━━ Entries supplied

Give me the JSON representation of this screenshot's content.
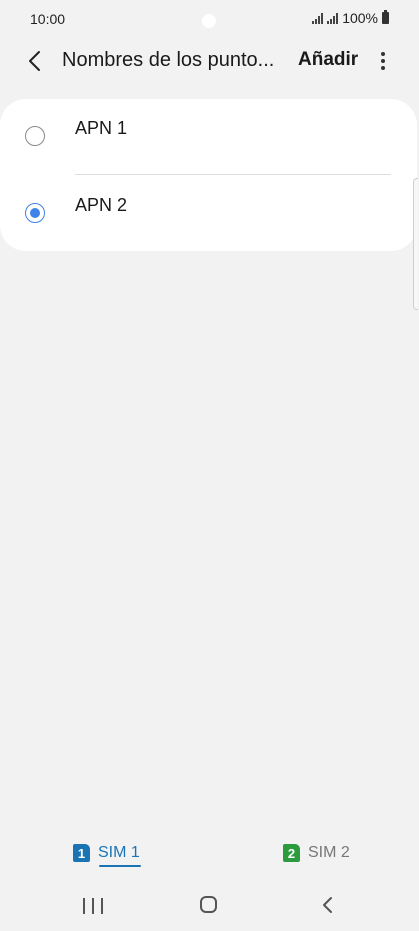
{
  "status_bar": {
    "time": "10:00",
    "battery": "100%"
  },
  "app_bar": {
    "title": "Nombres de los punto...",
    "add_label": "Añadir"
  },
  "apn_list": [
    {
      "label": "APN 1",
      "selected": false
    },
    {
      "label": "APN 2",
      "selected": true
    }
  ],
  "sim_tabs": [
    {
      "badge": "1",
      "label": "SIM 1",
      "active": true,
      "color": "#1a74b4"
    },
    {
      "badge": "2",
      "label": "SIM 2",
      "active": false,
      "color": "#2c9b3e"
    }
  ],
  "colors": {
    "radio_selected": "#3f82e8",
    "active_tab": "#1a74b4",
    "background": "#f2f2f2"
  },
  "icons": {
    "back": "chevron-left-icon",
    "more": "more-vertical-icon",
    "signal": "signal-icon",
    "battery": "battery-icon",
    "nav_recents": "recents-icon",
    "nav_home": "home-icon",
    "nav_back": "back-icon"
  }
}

━━━━

» **What the task asks**:
Leave out the pictures, and give all the records again exactly.

» **Task response**:
Give me the JSON representation of this screenshot's content.
{
  "status_bar": {
    "time": "10:00",
    "battery": "100%"
  },
  "app_bar": {
    "title": "Nombres de los punto...",
    "add_label": "Añadir"
  },
  "apn_list": [
    {
      "label": "APN 1",
      "selected": false
    },
    {
      "label": "APN 2",
      "selected": true
    }
  ],
  "sim_tabs": [
    {
      "badge": "1",
      "label": "SIM 1",
      "active": true,
      "color": "#1a74b4"
    },
    {
      "badge": "2",
      "label": "SIM 2",
      "active": false,
      "color": "#2c9b3e"
    }
  ],
  "colors": {
    "radio_selected": "#3f82e8",
    "active_tab": "#1a74b4",
    "background": "#f2f2f2"
  },
  "icons": {
    "back": "chevron-left-icon",
    "more": "more-vertical-icon",
    "signal": "signal-icon",
    "battery": "battery-icon",
    "nav_recents": "recents-icon",
    "nav_home": "home-icon",
    "nav_back": "back-icon"
  }
}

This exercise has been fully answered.